What to produce:
Answer these questions from the Socratic dialogue article.
1. Which two subjects does it name as ones Socratic dialogue can be used with?
2. What rule of thumb does it give for spotting a question that is not higher-order?
3. What three topics does the goldfinch example explore?

----- Selected passage -----

Socratic Dialogue: 5 Steps to Ensure Students Are Making Deep Connections

Socratic dialogue is an important way to get students to begin working with their own ideas and the ideas of others, clarifying what they think and why they think it, and then refining their thoughts as a result of the discussion.

Benefits of Socratic Dialogue

Socratic dialogue is beneficial for all students, including English learners, because it gets students discussing the content verbally. It gives students opportunities to take the content off the page and actually engaging with it kinesthetically, visually, and verbally. It becomes a tool for language acquisition.

Socratic dialogue can be implemented with any subject matter, including ELA and social studies.  It asks students to build a framework for working with their own ideas and the ideas of others, and then to begin building a framework for acquiring new knowledge.

How to Implement Socratic Dialogue in the Classroom

With the deliberate and intentional implementation of Socratic dialogue in your class, you will start to change the culture of your classroom. To do this, you must set and maintain expectations, while taking concrete steps to encourage students to begin to work with their own ideas and the ideas of others.

There are five things you can do  right away to ensure that your students are making the kind of lasting, meaningful connections that result in deeper learning.

1. Use Why-How-What Model to Ask Questions.

To master the art of effective Socratic dialogue, educators must move away from asking fact-finding questions. These are simple requests for information, such as what is a goldfinch? What is friction? Who was Abraham Lincoln? 

Instead, implementing Socratic dialogue in your classroom requires the use of  higher-order questions. A good rule of thumb is, if Google can answer it, it's not a higher-order question.

To understand what makes a higher-order question, it can be helpful to use the why-how-what model of questioning.

Here’s an example of a higher-order question created in the why-how-what model, that explores heredity, traits, and adaptations.

Image 6- 2 goldfinches

  • Begin with why: Why do you think the bird is called a goldfinch? 

  • Then ask how: How could being gold or yellow in color be helpful? 

  • End with what: What would it mean if our hypothesis that males and females have different coloring? What might that actually be useful for in nature?

That is an example of the why-how-what model of questioning. After each question, wait for students to respond and then listen carefully to their responses to determine how to follow up. This is an effective way to train students to think critically.

Another important benefit of asking higher-order questions is promoting creativity and diversity of thought. They help to reduce the unintentional bias that comes from simpler questions, which don’t create space for differing opinions and experiences.

----- Data extract -----

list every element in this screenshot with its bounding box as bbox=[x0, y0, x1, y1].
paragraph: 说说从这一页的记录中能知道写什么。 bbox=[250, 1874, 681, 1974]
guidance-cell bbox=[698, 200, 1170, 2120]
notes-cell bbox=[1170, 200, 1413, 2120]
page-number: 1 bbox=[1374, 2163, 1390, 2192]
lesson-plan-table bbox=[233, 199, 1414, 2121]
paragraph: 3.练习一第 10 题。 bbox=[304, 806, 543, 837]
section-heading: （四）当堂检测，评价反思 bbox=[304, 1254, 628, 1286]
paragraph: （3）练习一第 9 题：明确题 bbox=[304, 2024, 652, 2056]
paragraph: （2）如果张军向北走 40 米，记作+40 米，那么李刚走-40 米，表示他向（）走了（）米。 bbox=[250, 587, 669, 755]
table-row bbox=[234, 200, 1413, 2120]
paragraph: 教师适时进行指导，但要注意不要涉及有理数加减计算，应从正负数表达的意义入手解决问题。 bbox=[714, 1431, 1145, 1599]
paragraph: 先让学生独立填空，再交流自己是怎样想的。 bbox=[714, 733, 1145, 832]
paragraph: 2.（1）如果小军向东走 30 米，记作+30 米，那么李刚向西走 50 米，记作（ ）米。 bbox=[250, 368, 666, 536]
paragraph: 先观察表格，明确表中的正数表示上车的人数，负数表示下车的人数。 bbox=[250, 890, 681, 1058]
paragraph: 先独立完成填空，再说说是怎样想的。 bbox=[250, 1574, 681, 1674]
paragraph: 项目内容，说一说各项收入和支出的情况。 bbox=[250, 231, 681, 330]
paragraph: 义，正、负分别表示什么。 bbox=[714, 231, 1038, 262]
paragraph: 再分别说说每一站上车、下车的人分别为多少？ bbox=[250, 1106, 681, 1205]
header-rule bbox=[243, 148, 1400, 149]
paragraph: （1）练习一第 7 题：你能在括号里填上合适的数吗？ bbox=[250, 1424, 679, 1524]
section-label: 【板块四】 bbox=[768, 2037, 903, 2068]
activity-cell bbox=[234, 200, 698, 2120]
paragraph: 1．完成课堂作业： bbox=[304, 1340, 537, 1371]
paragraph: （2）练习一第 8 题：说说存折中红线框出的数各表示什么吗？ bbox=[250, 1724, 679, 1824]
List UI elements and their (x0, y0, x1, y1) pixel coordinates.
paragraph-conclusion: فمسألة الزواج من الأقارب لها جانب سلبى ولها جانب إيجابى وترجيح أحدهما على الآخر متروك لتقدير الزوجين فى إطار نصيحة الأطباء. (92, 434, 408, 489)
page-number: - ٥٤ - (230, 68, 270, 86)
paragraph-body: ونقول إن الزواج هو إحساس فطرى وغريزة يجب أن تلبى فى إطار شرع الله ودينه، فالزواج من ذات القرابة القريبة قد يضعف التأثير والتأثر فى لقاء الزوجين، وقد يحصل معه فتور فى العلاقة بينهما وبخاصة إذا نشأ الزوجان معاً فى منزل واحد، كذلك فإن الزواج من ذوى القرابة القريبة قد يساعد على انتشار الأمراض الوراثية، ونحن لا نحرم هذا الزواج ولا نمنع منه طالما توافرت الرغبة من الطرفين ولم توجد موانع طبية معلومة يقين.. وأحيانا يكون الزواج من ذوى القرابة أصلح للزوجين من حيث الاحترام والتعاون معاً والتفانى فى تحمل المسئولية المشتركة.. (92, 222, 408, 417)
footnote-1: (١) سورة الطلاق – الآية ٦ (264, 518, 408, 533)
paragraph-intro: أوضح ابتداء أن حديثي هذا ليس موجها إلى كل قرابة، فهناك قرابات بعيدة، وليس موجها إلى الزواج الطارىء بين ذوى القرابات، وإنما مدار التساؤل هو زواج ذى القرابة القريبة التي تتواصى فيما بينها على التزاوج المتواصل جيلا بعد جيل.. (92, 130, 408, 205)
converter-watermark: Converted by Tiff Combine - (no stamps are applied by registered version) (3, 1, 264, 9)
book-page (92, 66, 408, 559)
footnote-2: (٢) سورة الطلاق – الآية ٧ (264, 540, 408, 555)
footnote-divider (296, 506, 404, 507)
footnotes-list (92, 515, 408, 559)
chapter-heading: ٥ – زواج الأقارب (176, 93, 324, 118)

-----

Answer to the problem:
1. ELA and social studies.
2. If Google can answer it, it is not a higher-order question.
3. Heredity, traits, and adaptations.